Copy the entries from the first one through the line containing "badge-icon (1027, 421, 1040, 435)", changing every "user-badges" to "user-badge-row" and leaving all else as it is.

--- Start ---

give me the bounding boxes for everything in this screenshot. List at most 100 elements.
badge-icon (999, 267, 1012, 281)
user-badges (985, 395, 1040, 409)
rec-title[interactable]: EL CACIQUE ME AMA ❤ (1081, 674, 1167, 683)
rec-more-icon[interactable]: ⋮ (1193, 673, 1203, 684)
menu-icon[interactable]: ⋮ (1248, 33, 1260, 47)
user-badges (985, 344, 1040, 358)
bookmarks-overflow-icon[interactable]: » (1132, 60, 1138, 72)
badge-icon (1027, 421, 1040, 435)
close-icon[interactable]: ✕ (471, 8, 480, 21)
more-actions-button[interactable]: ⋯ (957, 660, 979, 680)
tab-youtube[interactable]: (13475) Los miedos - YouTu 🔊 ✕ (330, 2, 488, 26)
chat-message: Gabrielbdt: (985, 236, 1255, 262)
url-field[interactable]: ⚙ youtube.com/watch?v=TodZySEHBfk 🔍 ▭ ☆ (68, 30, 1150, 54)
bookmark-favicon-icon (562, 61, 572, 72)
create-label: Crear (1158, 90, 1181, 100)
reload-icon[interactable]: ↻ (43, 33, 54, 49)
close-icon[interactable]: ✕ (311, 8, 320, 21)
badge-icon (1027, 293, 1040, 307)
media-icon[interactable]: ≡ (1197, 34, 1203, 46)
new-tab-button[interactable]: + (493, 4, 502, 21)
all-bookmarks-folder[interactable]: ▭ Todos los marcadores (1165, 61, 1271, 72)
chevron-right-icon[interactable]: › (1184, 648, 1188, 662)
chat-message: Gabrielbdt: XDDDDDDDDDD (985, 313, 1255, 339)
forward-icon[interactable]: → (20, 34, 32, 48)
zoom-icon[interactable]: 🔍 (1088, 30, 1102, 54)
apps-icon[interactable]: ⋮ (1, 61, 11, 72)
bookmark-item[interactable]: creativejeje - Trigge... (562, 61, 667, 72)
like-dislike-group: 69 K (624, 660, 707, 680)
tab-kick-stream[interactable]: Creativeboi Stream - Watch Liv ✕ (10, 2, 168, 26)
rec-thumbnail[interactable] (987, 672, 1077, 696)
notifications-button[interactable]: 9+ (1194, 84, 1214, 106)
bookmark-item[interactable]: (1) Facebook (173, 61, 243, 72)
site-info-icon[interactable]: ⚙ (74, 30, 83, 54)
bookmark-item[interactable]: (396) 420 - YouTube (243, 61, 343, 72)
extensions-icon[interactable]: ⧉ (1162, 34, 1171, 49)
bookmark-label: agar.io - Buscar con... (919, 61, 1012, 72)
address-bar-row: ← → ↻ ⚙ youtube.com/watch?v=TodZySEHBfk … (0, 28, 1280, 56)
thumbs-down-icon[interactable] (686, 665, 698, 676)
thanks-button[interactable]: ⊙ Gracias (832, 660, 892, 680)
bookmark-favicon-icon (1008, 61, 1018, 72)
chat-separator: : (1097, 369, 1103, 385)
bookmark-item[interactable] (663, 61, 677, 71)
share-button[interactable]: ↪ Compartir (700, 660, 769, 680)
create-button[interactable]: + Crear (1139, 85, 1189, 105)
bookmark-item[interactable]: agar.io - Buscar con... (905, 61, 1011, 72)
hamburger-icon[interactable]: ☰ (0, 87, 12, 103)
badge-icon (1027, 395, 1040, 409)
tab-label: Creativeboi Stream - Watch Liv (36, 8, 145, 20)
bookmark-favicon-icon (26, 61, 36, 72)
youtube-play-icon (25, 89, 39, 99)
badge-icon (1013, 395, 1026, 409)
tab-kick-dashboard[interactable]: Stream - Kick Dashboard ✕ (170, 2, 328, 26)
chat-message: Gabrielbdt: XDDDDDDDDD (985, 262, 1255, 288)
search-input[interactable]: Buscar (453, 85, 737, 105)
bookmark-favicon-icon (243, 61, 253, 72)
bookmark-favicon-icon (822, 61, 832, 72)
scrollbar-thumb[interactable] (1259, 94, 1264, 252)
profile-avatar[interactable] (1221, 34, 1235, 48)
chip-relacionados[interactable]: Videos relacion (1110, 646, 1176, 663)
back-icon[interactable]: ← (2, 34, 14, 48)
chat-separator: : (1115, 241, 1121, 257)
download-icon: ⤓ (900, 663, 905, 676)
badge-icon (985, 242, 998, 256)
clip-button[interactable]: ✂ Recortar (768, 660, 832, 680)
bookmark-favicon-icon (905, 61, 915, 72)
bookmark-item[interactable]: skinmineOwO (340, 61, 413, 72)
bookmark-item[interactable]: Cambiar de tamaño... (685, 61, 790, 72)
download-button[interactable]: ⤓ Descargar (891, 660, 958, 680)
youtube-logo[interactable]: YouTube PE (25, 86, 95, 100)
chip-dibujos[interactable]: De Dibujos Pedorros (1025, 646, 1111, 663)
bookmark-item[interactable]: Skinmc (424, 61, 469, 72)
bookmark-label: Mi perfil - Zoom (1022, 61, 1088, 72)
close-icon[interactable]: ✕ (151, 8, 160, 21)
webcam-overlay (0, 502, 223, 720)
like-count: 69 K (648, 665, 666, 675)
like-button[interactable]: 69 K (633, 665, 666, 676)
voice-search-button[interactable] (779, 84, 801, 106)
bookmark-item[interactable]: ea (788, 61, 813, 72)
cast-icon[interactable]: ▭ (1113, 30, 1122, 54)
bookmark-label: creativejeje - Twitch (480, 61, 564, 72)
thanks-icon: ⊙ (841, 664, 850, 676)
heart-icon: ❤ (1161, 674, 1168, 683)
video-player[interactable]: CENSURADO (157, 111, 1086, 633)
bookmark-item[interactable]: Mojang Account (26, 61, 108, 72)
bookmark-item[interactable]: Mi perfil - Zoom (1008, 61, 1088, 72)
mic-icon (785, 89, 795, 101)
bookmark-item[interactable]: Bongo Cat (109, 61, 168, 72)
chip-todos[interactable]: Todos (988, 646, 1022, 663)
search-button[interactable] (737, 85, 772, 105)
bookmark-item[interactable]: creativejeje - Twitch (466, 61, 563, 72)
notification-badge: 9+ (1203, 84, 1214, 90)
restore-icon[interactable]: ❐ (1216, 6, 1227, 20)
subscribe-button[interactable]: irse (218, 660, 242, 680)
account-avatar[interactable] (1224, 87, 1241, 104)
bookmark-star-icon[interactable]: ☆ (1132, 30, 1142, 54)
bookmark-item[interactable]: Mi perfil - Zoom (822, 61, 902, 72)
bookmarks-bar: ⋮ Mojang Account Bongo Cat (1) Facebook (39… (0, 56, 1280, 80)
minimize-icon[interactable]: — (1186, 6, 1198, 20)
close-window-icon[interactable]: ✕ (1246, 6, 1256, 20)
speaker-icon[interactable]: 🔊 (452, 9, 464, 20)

--- End ---

> **Response**:
give me the bounding boxes for everything in this screenshot. List at most 100 elements.
badge-icon (999, 267, 1012, 281)
user-badge-row (985, 395, 1040, 409)
rec-title[interactable]: EL CACIQUE ME AMA ❤ (1081, 674, 1167, 683)
rec-more-icon[interactable]: ⋮ (1193, 673, 1203, 684)
menu-icon[interactable]: ⋮ (1248, 33, 1260, 47)
user-badge-row (985, 344, 1040, 358)
bookmarks-overflow-icon[interactable]: » (1132, 60, 1138, 72)
badge-icon (1027, 421, 1040, 435)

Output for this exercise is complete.